任务要求:
1. 把下文 taproot 节选中以“使用新的 BIP32 密钥推导路径”开头的那段改写得更简短,保留主要事实。
2. 从下方清单中摘出从包含“- close-icon[interactable]: [485, 431, 511, 457]”的那一行到包含“- more-options-icon[interactable]: [507, 20, 527, 54]”的那一行的全部内容,首尾两行都算在内,逐字照录。

文章节选:
钱包并不需要实现描述符就能开始使用 taproot,但那些实现了描述符的,将为自己使用更高级的 taproot 功能奠定更好的基础。

从 P2WPKH 到单签 P2TR

最初发表于 Newsletter #157

对于已经支持接收和使用 v0 segwit P2WPKH 输出的钱包来说,将其升级到用于单签的 v1 segwit P2TR 应该相对容易。以下是主要步骤:

  • 使用新的 BIP32 密钥推导路径: 你不需要修改你的 BIP32 分层确定性 (HD) 代码,并且你的用户也不需要更换种子。1 然而,我们强烈建议你为你的 P2TR 公钥使用新的推导路径(例如由 BIP86 定义);如果你不这样做,当你在 ECDSA 和 schnorr 签名两者中都使用相同密钥时,可能会导致潜在攻击

  • 通过其哈希值调整你的公钥: 尽管在单签场景中技术上并非必须,尤其当你的所有密钥都来自随机选定的 BIP32 种子时,BIP341 建议让你的密钥承诺到一个不可花费的脚本哈希树中。其操作很简单,只需要使用椭圆曲线加法操作,将你的公钥与该公钥哈希得到的曲线点相加即可。遵循这一建议的好处在于,如果你日后添加无脚本的多签支持,或者为 tr() 描述符添加支持,你也可以使用相同的代码。

数据摘录:
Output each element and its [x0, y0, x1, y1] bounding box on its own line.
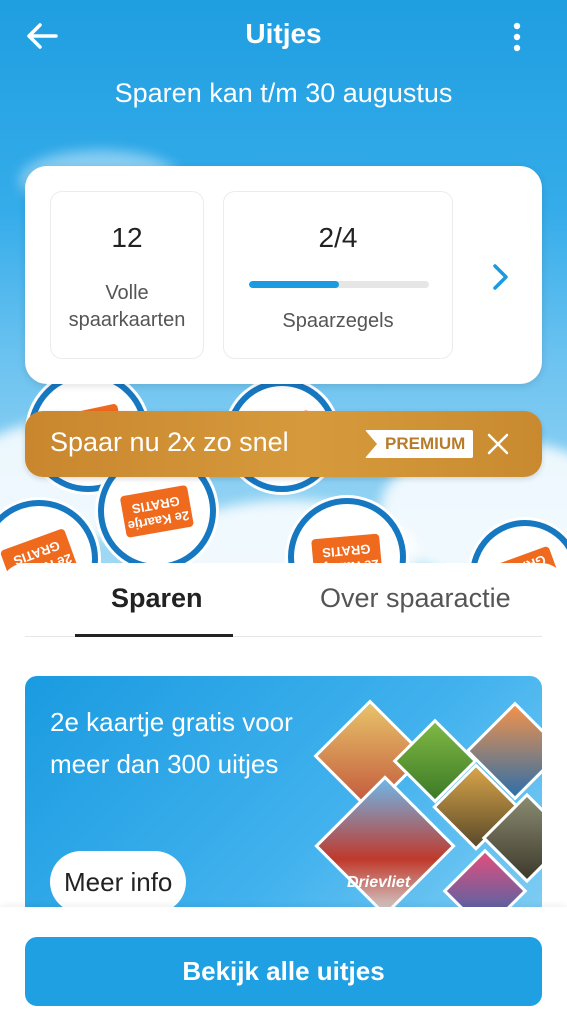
- close-icon[interactable]: [485, 431, 511, 457]
- promo-banner[interactable]: 2e kaartje gratis voor meer dan 300 uitj…: [25, 676, 542, 916]
- app-bar: Uitjes: [0, 0, 567, 70]
- stamps-count: 2/4: [318, 222, 358, 253]
- stamps-progress-bar: [249, 281, 429, 288]
- drievliet-logo: Drievliet: [347, 874, 411, 891]
- tab-over-spaaractie[interactable]: Over spaaractie: [320, 583, 511, 614]
- more-options-icon[interactable]: [507, 20, 527, 54]
- chevron-right-icon[interactable]: [488, 262, 512, 292]
- full-cards-stat: 12 Volle spaarkaarten: [50, 191, 204, 359]
- full-cards-count: 12: [111, 222, 143, 253]
- view-all-outings-button[interactable]: Bekijk alle uitjes: [25, 937, 542, 1006]
- premium-promo-banner[interactable]: Spaar nu 2x zo snel PREMIUM: [25, 411, 542, 477]
- stamps-stat: 2/4 Spaarzegels: [223, 191, 453, 359]
- page-title: Uitjes: [245, 18, 322, 49]
- promo-text: Spaar nu 2x zo snel: [50, 427, 289, 457]
- savings-stats-card[interactable]: 12 Volle spaarkaarten 2/4 Spaarzegels: [25, 166, 542, 384]
- bottom-action-bar: Bekijk alle uitjes: [0, 907, 567, 1024]
- meer-info-button[interactable]: Meer info: [50, 851, 187, 913]
- tab-sparen[interactable]: Sparen: [111, 583, 203, 614]
- banner-text: 2e kaartje gratis voor meer dan 300 uitj…: [50, 707, 293, 779]
- premium-badge: PREMIUM: [365, 430, 474, 458]
- tab-bar: Sparen Over spaaractie: [25, 563, 542, 637]
- active-tab-indicator: [75, 634, 233, 637]
- savings-period-text: Sparen kan t/m 30 augustus: [114, 78, 453, 108]
- stamps-progress-fill: [249, 281, 339, 288]
- stamps-label: Spaarzegels: [282, 310, 394, 332]
- full-cards-label: Volle spaarkaarten: [68, 282, 186, 331]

依次作答:
1. 无需修改 BIP32 分层确定性(HD)代码,用户也不必更换种子。但强烈建议为 P2TR 公钥使用新的推导路径,例如 BIP86 定义的路径。否则,在 ECDSA 和 schnorr 签名中使用同一密钥时,可能招致潜在攻击。

2.
- close-icon[interactable]: [485, 431, 511, 457]
- promo-banner[interactable]: 2e kaartje gratis voor meer dan 300 uitj…: [25, 676, 542, 916]
- app-bar: Uitjes: [0, 0, 567, 70]
- stamps-count: 2/4: [318, 222, 358, 253]
- stamps-progress-bar: [249, 281, 429, 288]
- drievliet-logo: Drievliet: [347, 874, 411, 891]
- tab-over-spaaractie[interactable]: Over spaaractie: [320, 583, 511, 614]
- more-options-icon[interactable]: [507, 20, 527, 54]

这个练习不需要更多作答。